─── EXERCISE INPUT
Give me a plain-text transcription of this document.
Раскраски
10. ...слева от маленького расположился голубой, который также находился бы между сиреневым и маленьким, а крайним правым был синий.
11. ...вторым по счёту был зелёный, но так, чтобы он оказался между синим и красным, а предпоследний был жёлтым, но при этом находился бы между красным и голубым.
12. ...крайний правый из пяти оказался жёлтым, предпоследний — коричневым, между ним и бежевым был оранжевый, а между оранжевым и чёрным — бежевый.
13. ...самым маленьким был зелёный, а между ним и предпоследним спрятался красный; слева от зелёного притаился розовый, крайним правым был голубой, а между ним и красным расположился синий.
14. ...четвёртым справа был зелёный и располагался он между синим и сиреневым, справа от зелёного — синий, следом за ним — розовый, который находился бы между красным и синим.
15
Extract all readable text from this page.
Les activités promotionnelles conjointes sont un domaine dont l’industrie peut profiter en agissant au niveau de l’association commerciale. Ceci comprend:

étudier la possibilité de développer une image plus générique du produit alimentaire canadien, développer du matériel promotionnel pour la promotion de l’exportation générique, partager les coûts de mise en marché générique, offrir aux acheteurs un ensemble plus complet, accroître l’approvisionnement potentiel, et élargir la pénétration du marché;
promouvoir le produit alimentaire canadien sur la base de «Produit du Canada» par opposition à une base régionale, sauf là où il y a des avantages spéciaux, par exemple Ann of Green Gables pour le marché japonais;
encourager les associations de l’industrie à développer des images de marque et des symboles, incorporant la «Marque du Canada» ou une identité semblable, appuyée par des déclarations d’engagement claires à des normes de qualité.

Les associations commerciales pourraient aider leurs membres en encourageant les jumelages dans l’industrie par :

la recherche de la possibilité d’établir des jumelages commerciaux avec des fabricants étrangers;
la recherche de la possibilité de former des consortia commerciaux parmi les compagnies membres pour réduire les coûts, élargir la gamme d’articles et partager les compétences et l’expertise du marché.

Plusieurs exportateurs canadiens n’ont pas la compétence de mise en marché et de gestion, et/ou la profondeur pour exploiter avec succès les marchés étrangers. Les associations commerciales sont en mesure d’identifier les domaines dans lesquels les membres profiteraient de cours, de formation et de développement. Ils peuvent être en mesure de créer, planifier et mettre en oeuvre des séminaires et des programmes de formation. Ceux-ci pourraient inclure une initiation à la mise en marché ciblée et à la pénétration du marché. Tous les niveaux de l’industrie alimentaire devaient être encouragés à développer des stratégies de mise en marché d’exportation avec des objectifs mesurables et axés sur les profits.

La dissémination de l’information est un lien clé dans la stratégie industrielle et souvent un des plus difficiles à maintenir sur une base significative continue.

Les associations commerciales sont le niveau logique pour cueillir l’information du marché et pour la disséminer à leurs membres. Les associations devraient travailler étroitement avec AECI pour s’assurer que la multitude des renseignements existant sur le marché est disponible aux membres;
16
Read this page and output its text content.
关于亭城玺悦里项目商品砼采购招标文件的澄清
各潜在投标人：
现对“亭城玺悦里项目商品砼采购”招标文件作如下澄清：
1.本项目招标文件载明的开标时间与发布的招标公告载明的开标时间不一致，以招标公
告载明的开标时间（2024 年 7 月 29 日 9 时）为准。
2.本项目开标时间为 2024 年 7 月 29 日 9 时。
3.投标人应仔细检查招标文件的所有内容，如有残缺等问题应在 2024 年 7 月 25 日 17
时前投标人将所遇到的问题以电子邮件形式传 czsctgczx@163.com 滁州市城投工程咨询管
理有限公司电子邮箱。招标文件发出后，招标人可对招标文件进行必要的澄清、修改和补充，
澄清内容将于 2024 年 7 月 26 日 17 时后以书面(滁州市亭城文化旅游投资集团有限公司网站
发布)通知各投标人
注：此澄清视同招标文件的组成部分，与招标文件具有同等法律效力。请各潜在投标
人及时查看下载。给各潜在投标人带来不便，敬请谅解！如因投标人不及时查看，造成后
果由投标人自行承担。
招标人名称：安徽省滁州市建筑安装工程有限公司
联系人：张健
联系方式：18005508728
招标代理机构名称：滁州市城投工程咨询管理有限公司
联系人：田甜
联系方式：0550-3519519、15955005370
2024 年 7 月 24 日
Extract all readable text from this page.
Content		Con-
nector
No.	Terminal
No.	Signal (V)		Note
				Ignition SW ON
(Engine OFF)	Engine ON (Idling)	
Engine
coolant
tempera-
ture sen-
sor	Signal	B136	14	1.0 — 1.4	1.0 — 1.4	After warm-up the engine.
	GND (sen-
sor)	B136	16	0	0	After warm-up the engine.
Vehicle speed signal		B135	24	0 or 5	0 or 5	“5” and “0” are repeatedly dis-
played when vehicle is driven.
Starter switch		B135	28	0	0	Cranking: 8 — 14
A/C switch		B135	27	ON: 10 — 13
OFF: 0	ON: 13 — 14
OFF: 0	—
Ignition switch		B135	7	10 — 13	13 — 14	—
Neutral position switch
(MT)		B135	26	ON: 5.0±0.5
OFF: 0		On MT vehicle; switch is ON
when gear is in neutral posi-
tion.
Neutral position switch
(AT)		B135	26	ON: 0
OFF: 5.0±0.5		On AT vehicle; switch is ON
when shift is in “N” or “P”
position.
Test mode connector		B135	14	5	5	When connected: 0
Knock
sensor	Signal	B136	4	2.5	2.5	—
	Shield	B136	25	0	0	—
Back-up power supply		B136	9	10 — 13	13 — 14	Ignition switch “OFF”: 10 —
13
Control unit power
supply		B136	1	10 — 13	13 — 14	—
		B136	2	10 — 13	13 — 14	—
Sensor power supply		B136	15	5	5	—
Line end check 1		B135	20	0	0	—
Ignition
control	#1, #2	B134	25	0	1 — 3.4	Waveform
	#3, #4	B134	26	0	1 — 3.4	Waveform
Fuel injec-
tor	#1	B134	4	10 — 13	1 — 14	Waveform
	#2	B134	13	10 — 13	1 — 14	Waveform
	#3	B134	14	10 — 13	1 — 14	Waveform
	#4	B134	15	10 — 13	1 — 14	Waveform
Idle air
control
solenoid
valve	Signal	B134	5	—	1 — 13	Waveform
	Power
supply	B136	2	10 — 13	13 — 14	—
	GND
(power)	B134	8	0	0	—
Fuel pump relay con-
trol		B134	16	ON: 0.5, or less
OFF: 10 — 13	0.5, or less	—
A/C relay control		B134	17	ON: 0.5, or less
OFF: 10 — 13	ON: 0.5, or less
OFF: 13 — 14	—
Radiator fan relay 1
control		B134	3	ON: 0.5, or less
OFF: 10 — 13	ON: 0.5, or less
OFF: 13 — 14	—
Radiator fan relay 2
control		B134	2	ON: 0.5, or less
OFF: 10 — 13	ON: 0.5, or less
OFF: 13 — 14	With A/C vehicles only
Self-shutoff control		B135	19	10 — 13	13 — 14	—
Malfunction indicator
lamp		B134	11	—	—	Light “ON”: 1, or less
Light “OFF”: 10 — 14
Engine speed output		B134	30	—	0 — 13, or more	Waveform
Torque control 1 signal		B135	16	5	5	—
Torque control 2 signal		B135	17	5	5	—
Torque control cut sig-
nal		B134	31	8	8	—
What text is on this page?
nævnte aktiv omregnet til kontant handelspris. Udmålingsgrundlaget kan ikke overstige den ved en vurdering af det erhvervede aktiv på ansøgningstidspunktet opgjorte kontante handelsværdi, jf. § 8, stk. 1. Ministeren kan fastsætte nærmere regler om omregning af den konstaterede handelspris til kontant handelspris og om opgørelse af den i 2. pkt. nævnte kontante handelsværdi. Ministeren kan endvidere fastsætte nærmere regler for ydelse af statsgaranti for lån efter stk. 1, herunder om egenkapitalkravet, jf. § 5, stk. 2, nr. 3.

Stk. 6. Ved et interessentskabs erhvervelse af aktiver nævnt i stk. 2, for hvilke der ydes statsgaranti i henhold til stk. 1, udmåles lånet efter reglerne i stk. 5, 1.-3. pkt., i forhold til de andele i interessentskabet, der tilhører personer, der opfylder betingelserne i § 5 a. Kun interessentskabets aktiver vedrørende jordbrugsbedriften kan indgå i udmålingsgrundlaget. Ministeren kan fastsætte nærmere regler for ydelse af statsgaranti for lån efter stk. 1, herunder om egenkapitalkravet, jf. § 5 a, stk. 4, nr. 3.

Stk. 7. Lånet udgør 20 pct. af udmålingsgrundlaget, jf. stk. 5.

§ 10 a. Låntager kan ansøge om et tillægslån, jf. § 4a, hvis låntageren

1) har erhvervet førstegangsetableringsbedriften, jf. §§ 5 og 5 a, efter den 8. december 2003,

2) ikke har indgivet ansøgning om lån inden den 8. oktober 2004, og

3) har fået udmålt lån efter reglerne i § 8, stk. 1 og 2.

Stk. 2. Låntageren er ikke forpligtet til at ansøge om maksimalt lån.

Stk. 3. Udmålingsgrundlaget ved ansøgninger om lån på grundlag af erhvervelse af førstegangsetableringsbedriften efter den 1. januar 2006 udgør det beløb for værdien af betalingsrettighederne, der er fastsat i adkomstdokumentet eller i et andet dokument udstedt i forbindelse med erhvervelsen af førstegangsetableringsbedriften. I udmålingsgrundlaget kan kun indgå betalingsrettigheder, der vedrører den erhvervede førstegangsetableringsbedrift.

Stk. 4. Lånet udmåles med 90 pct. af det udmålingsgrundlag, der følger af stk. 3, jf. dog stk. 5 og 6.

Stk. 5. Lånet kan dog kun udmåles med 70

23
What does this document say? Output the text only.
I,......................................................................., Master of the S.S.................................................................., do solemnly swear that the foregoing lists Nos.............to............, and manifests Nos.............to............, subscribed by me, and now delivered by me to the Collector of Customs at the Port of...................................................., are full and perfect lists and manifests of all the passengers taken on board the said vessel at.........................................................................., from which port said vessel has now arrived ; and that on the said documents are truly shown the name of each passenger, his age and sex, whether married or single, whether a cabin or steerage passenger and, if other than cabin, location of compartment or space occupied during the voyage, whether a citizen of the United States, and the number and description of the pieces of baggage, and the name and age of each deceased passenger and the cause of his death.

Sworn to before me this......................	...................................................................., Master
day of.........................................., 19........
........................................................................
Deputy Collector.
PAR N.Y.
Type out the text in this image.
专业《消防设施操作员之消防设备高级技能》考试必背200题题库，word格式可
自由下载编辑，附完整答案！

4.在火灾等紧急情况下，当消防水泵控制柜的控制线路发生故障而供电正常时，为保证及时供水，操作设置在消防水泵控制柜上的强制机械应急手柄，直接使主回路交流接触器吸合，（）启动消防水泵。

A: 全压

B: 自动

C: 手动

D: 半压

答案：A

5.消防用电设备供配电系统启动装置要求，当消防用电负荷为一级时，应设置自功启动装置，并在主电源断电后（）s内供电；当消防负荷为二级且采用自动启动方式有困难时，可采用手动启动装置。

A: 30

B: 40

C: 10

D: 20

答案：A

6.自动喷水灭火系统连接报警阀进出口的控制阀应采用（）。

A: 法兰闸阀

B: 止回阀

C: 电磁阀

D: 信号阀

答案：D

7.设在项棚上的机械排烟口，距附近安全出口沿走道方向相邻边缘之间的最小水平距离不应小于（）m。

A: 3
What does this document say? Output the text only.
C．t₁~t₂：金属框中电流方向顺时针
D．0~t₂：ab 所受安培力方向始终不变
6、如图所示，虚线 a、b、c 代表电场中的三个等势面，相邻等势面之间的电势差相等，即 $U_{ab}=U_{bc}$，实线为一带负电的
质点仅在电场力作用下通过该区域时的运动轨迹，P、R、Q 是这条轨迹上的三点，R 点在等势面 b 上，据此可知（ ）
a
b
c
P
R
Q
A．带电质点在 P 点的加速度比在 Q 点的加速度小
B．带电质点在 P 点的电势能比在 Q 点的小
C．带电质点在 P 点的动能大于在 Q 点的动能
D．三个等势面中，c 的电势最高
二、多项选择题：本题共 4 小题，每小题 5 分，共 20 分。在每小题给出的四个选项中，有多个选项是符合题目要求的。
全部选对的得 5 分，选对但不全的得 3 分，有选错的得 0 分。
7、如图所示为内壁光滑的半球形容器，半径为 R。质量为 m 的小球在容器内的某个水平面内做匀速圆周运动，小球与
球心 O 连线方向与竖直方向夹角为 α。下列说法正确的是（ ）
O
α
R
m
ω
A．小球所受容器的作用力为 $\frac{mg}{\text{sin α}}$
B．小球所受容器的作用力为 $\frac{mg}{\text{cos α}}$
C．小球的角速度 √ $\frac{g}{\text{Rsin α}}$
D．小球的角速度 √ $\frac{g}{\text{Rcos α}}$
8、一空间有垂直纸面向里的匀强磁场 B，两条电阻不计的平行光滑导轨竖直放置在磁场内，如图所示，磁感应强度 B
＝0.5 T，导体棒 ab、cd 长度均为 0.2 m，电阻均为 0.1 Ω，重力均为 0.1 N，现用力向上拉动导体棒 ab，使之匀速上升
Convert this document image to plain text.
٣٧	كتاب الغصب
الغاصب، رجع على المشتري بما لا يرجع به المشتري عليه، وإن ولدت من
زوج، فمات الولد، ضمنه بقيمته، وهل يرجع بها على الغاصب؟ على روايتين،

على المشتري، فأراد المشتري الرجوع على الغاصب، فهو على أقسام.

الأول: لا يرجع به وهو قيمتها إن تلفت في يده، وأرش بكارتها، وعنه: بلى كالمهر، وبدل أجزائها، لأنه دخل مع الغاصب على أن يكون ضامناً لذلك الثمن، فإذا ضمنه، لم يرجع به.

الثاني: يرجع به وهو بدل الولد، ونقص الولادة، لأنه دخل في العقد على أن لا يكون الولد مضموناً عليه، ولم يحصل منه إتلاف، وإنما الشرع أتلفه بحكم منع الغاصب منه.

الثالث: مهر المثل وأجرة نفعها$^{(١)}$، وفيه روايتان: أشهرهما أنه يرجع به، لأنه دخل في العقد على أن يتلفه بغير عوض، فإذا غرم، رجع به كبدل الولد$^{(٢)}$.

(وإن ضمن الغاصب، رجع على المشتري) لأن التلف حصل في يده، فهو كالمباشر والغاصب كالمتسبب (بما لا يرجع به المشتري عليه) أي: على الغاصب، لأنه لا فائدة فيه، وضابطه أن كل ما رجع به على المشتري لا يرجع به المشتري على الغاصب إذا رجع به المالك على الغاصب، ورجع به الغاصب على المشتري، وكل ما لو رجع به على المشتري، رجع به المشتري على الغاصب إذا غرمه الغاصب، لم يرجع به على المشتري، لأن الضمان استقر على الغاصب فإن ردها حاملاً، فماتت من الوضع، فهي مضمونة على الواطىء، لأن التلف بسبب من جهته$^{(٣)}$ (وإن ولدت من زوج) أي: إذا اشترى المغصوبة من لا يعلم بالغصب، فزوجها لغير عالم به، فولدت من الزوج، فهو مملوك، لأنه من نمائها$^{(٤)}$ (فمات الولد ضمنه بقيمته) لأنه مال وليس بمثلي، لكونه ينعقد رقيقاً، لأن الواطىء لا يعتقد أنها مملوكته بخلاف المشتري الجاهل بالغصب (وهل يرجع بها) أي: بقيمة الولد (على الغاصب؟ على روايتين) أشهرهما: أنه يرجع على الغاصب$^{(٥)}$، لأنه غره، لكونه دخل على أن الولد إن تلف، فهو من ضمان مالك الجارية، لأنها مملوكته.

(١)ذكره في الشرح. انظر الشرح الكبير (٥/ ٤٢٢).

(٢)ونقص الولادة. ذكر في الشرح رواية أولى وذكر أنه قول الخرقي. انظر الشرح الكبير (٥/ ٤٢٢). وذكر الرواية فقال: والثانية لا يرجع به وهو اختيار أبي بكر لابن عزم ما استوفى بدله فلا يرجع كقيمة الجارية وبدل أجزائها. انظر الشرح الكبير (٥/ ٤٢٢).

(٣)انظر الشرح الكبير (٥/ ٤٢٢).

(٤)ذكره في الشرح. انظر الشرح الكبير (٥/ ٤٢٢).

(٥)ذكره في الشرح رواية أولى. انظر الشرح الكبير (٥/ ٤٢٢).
──────
- **TASK REQUIREMENTS**:
Show the lines of the records that include the string "Ignition".

- **TASK RESULT**:
				Ignition SW ON
Ignition switch		B135	7	10 — 13	13 — 14	—
Back-up power supply		B136	9	10 — 13	13 — 14	Ignition switch “OFF”: 10 —
Ignition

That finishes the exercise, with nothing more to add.